◆ Problem to solve ◆
Write out the full set of records exactly. Any pictures in them do not belong in the copy.

[Stored data entries]
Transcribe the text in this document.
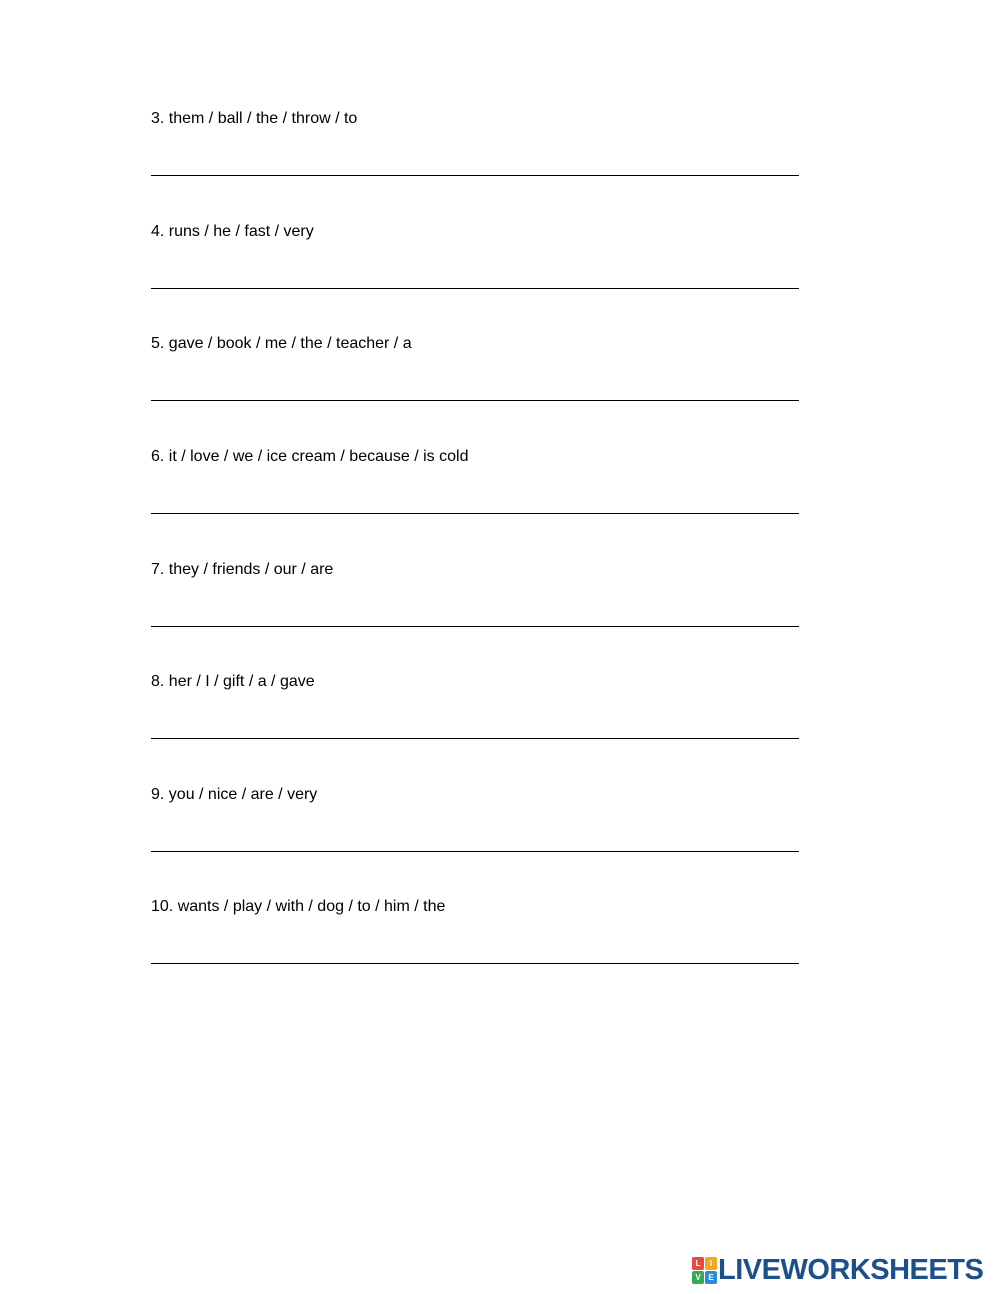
3. them / ball / the / throw / to
4. runs / he / fast / very
5. gave / book / me / the / teacher / a
6. it / love / we / ice cream / because / is cold
7. they / friends / our / are
8. her / I / gift / a / gave
9. you / nice / are / very
10. wants / play / with / dog / to / him / the
L	I
V E LIVEWORKSHEETS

◆ Solution to the problem ◆
Transcribe the text in this document.
3. them / ball / the / throw / to
4. runs / he / fast / very
5. gave / book / me / the / teacher / a
6. it / love / we / ice cream / because / is cold
7. they / friends / our / are
8. her / I / gift / a / gave
9. you / nice / are / very
10. wants / play / with / dog / to / him / the
L	I
V E LIVEWORKSHEETS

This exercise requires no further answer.